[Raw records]
%%

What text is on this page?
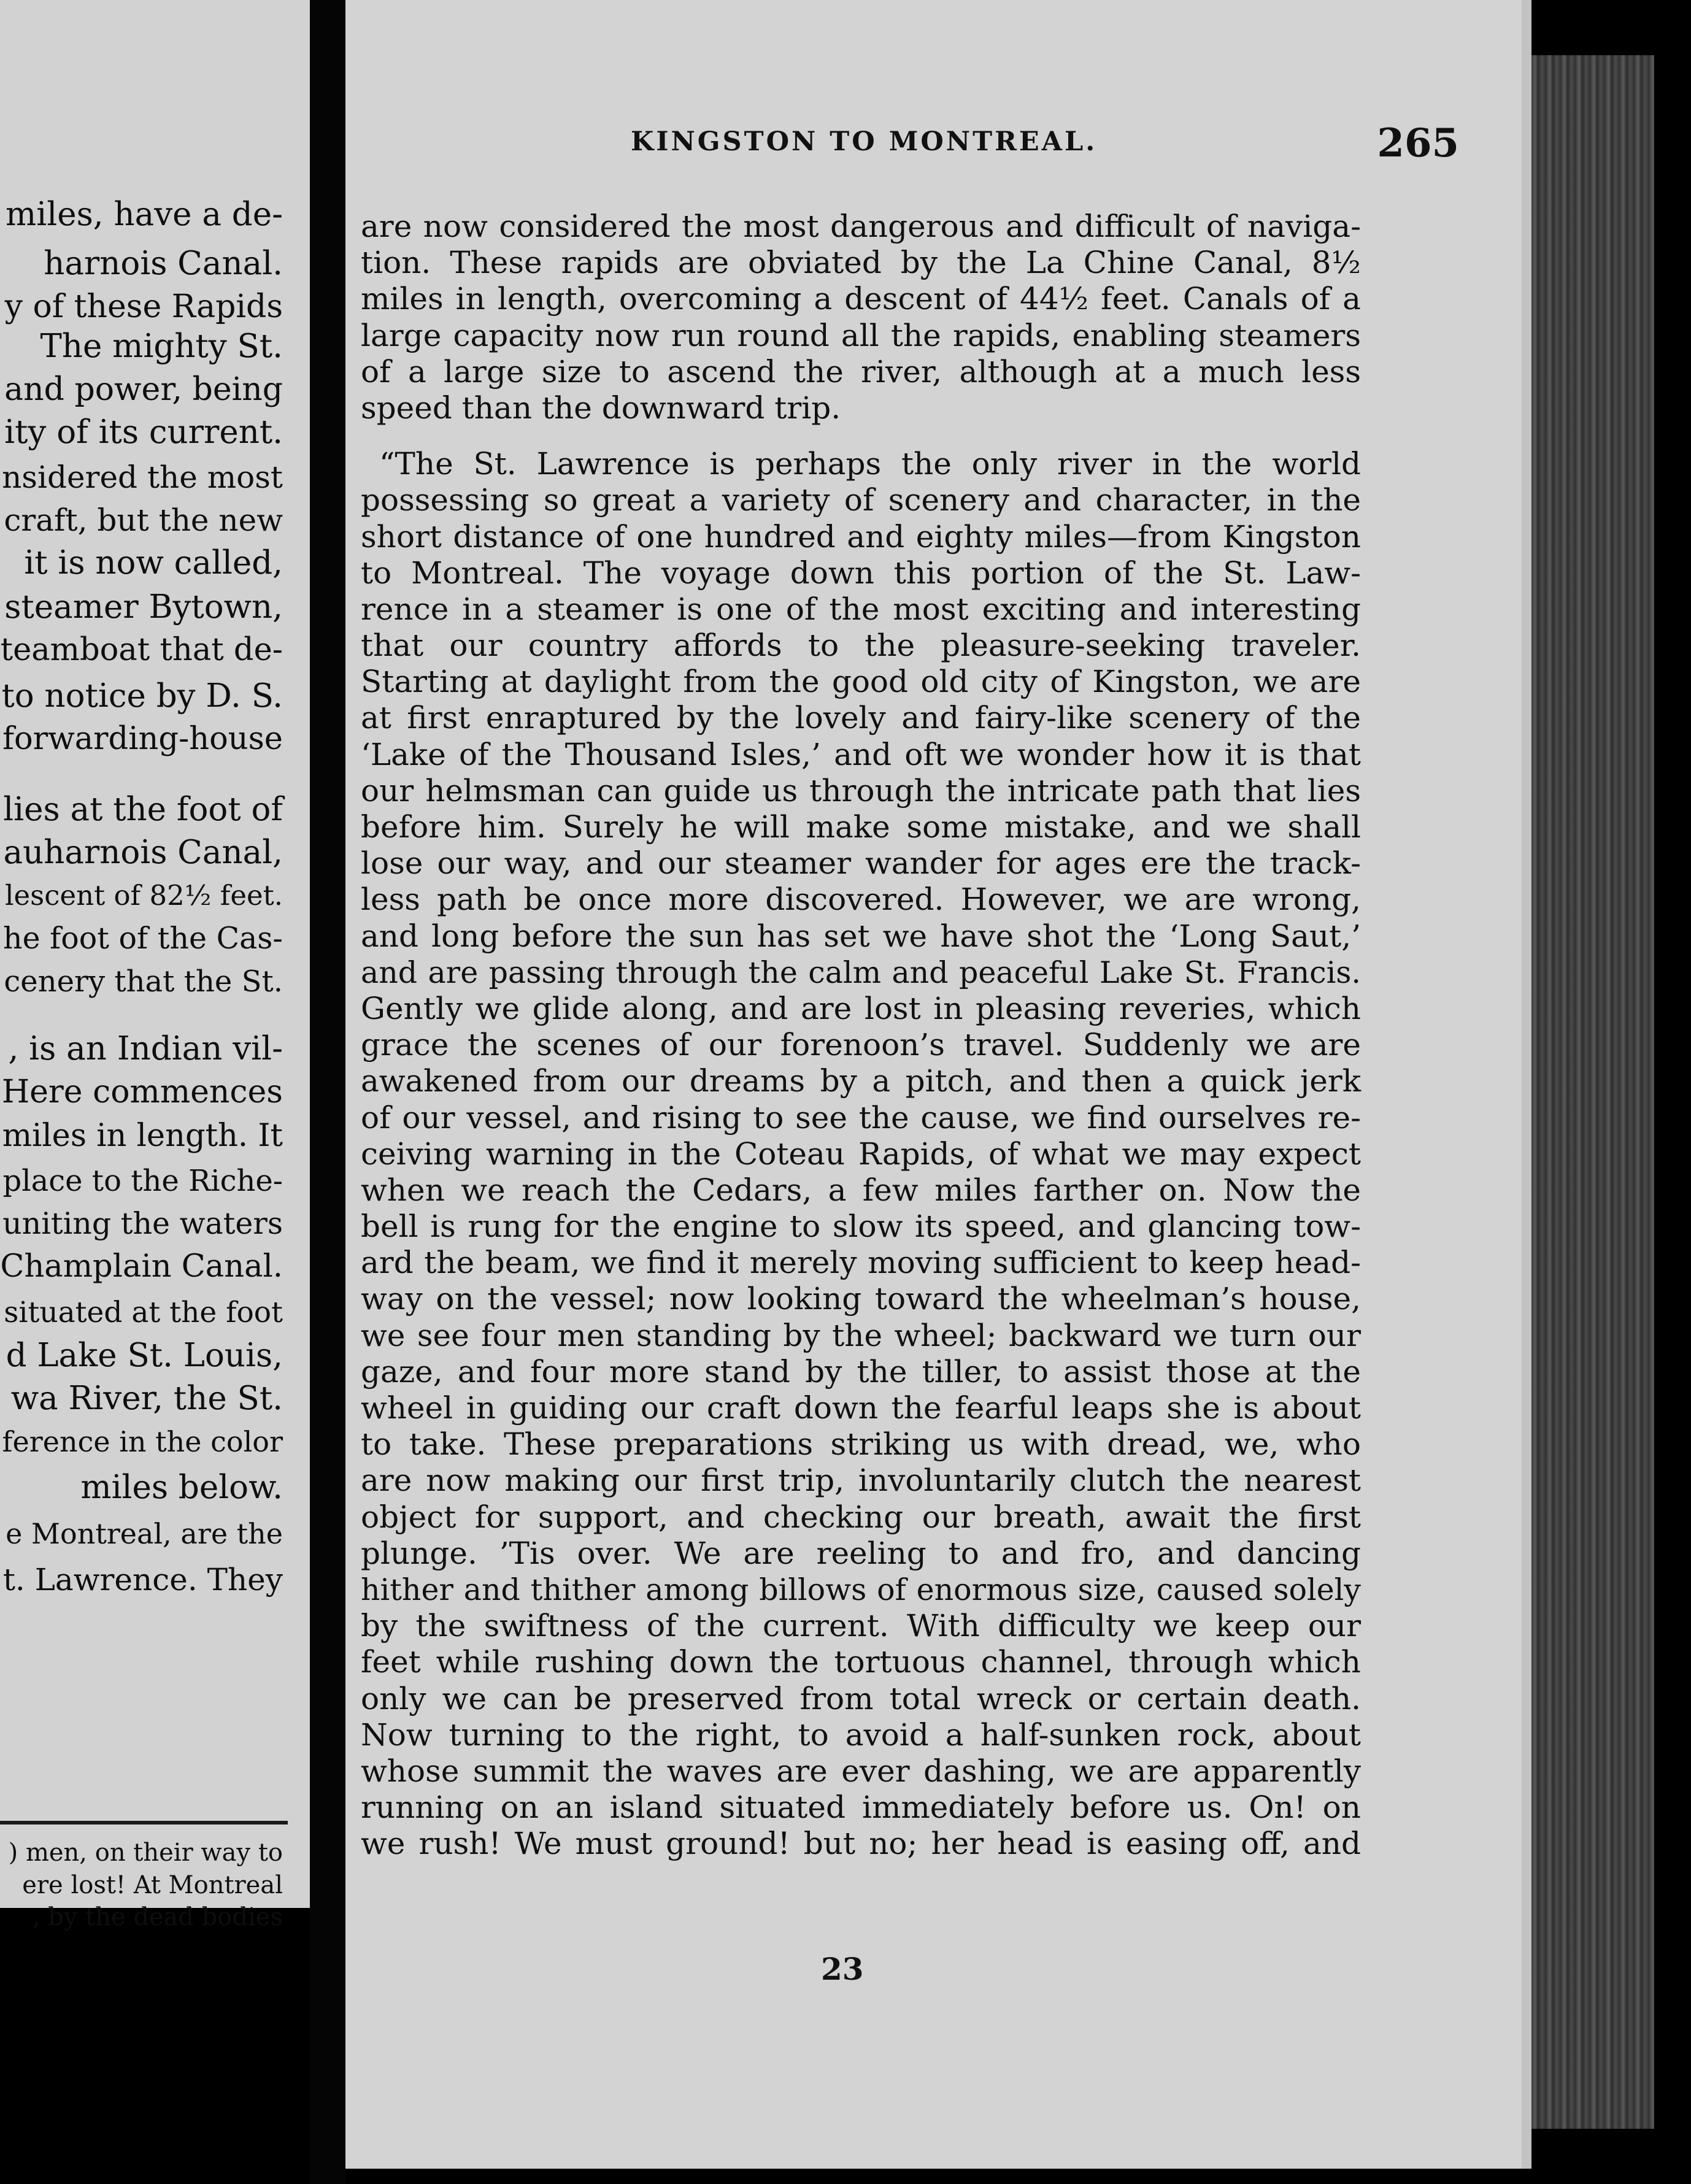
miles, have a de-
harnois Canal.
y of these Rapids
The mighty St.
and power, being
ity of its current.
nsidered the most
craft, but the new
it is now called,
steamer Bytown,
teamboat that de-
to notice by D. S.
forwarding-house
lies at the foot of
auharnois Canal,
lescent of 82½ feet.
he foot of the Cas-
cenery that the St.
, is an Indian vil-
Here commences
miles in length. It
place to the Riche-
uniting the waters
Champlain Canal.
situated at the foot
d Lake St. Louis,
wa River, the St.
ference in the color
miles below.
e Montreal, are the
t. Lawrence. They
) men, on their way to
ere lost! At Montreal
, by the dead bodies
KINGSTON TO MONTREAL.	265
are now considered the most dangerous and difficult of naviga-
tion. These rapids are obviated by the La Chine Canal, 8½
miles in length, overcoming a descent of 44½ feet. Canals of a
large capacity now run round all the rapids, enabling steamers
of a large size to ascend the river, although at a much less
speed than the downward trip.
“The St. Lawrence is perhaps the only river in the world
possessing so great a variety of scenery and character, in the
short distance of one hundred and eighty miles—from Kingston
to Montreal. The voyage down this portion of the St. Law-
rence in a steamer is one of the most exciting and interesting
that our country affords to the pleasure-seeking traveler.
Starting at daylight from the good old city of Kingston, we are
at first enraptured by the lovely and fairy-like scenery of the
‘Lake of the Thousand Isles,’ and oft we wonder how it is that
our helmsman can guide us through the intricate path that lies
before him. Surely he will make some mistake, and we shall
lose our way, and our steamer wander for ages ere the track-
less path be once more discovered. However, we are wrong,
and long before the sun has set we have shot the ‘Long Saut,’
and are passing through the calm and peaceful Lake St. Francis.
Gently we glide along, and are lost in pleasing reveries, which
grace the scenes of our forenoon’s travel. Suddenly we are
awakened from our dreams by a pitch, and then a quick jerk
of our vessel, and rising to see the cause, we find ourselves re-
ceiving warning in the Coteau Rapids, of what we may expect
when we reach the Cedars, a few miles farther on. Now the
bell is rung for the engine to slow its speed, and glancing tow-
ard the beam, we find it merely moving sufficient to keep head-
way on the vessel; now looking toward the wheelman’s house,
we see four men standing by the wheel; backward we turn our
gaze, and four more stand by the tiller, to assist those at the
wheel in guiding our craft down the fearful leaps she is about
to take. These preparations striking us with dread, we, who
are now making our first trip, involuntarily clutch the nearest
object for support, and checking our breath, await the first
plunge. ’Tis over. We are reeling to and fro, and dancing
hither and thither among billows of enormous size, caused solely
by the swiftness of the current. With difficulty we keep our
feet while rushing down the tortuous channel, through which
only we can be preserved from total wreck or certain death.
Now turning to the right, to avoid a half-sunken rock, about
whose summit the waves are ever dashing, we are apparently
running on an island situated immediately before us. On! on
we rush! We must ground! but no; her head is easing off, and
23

%%
%%

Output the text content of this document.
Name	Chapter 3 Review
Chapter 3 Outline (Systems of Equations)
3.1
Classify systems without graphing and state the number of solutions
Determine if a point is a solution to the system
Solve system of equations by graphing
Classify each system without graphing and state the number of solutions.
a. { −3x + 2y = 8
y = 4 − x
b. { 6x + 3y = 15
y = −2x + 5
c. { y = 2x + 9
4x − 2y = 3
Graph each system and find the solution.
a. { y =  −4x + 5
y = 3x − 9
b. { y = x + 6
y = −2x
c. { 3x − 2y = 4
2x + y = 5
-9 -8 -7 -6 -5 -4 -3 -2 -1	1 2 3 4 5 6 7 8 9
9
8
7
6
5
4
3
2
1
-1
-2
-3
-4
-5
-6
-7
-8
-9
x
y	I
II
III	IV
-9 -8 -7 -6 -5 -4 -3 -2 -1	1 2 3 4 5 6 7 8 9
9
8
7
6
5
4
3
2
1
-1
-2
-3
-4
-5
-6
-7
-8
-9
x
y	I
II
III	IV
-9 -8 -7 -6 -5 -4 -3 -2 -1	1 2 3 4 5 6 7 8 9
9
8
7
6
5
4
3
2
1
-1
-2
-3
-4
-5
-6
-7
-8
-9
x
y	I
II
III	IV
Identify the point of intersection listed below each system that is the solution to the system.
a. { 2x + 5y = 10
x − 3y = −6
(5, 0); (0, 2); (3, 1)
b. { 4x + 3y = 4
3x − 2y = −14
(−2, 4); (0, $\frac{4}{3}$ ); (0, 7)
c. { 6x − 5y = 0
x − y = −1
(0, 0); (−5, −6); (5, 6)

%%

In the entries above, find each line with the string "solutions" and copy it.

Classify systems without graphing and state the number of solutions
Classify each system without graphing and state the number of solutions.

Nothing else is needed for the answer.